_WORK TASK 1_
In the Sebring article, how many friends is Elvis said to hold the party with?
_WORK TASK 2_
In the Sebring article, recast the paragraph beginning "The party, on the other hand" as a bulleted list that keeps its main facts.
_WORK TASK 3_
Translate this sentence from the Sebring article into Spanish: "In the pantheon of sports car races there is Le Mans, Sebring and everything else."

_SOURCE DOCUMENT_
- Opening Delimiter -

"You want to know why I came back?" Elvis asked me, in person, early in the evening of March 19. "It's because the drugs are better here than they are in hell!"
Elvis would know. He was flying fast and low on something not prescribed by a physician. And he was directing traffic.
Only at the 12 Hours of Sebring, a world-class party held by Elvis and 124,999 of his friends, which coincidently takes place at the exact same time as one of the world's great sports car races. In the pantheon of sports car races there is Le Mans, Sebring and everything else. Sebring, though, only comes second in the way that Frazier did to Ali.
The party, on the other hand, is second to none. It is one of those somebody-spiked-my-beer-with-a-horse-tranquilizer, "Alice in Wonderland" overload trips. It is absolute, raging, for-the-love-of-God anarchy. It is people with three stories of scaffolding welded on the back of a denuded '75 Ford pickup chassis, with drunk people on each floor, driving at 35 mph. It is 10 guys wandering around for three days in head-to-toe cow costumes with working udders. It is a place where police won't take their own squad cars for fear of vandalism. It is spring-breaking coeds flashing their boobs, portable barbecue smokers the size of mother-in-law suites, recreational use of explosives and 4-by-4s towing 13 rows of bleachers. In other words, it is the best of Florida.

- Closing Delimiter -

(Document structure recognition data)
- Opening Delimiter -

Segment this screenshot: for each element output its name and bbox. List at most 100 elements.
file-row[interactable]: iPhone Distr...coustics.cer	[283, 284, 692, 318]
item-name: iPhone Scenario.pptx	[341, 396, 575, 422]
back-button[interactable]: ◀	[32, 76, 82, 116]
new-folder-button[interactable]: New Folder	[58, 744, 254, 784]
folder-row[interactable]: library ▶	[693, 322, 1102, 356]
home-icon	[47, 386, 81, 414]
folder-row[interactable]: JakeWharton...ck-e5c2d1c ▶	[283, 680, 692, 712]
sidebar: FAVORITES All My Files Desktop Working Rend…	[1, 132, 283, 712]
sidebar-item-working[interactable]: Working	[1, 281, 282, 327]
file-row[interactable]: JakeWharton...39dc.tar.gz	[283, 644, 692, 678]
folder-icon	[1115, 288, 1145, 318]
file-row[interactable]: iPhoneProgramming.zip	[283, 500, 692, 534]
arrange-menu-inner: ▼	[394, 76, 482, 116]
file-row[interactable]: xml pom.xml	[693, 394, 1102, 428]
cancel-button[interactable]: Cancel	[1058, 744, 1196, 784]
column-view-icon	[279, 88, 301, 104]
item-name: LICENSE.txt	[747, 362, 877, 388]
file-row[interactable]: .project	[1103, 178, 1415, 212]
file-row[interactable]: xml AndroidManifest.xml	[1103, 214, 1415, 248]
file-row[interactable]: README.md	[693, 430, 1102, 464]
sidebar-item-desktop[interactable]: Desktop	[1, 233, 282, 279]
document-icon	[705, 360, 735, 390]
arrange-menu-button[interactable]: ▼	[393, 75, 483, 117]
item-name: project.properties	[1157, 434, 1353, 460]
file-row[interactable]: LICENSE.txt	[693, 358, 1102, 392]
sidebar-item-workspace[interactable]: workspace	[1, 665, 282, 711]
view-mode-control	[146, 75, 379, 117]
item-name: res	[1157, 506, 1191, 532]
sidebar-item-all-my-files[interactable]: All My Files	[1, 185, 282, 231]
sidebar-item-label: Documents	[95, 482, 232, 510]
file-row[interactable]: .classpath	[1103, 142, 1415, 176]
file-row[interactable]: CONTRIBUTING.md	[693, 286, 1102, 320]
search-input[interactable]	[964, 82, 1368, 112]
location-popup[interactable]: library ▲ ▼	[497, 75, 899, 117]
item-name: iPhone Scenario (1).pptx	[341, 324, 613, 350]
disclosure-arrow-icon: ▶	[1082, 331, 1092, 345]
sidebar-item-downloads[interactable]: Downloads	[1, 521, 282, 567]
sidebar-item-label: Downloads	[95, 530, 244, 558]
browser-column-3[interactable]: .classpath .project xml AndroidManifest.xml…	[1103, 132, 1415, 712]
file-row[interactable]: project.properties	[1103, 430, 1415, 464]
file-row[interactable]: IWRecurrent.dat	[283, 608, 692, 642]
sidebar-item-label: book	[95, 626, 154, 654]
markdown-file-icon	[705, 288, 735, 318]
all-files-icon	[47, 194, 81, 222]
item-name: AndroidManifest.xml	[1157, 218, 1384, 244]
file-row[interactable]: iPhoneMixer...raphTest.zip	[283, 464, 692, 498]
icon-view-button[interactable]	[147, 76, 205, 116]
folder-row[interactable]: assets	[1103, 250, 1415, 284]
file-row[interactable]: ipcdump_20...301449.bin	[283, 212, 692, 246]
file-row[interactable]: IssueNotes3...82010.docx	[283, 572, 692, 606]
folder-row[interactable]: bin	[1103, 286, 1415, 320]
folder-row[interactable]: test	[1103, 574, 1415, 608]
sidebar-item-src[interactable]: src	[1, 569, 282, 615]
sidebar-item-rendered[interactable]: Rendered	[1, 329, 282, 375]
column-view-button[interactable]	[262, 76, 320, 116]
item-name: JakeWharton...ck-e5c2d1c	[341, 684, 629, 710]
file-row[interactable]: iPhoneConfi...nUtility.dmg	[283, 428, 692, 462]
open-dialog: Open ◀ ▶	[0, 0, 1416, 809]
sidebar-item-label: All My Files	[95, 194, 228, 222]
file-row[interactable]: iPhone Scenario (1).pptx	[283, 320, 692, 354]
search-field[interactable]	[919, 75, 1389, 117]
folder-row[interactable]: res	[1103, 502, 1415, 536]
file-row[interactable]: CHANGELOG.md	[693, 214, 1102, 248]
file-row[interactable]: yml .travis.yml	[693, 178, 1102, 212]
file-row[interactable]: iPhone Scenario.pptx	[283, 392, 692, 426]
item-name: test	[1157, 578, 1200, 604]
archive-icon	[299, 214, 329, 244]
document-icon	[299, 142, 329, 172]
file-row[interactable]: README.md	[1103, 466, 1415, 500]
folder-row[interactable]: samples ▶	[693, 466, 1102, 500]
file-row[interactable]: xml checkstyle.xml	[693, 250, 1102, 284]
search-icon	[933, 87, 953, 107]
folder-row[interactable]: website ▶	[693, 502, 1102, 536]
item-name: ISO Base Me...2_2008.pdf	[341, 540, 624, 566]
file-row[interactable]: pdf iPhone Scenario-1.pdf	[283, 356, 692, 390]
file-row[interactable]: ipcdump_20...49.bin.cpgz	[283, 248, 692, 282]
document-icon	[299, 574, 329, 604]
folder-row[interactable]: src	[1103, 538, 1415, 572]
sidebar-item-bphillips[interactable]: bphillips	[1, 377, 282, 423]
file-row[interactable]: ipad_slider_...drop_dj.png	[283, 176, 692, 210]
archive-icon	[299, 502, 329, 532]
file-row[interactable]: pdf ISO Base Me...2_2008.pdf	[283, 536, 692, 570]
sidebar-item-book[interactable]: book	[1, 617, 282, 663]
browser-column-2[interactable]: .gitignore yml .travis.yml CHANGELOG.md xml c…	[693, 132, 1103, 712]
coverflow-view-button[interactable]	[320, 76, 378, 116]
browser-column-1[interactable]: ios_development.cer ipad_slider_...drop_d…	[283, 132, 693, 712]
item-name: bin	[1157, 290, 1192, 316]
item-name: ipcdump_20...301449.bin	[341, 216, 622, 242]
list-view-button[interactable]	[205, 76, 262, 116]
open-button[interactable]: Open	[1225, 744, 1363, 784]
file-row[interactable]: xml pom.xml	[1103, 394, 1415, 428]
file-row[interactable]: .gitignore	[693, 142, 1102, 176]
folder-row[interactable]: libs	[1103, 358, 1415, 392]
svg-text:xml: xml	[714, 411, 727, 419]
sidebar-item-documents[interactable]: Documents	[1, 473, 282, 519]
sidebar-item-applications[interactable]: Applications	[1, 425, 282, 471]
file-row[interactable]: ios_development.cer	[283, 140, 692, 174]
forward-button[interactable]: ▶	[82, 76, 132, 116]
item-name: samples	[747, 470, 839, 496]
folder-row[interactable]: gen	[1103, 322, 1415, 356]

- Closing Delimiter -

_ANSWER SPACE 1_
124,999

_ANSWER SPACE 2_
- The party is second to none: an overwhelming, "Alice in Wonderland" kind of trip and absolute anarchy.
- Drunk people ride on three stories of scaffolding welded to a stripped '75 Ford pickup chassis driving at 35 mph.
- Ten guys wander around for three days in head-to-toe cow costumes with working udders.
- Police won't take their own squad cars there for fear of vandalism.
- There are spring-breaking coeds flashing, huge portable barbecue smokers, recreational explosives and 4-by-4s towing 13 rows of bleachers.
- In short, it is the best of Florida.

_ANSWER SPACE 3_
En el panteón de las carreras de autos deportivos están Le Mans, Sebring y todo lo demás.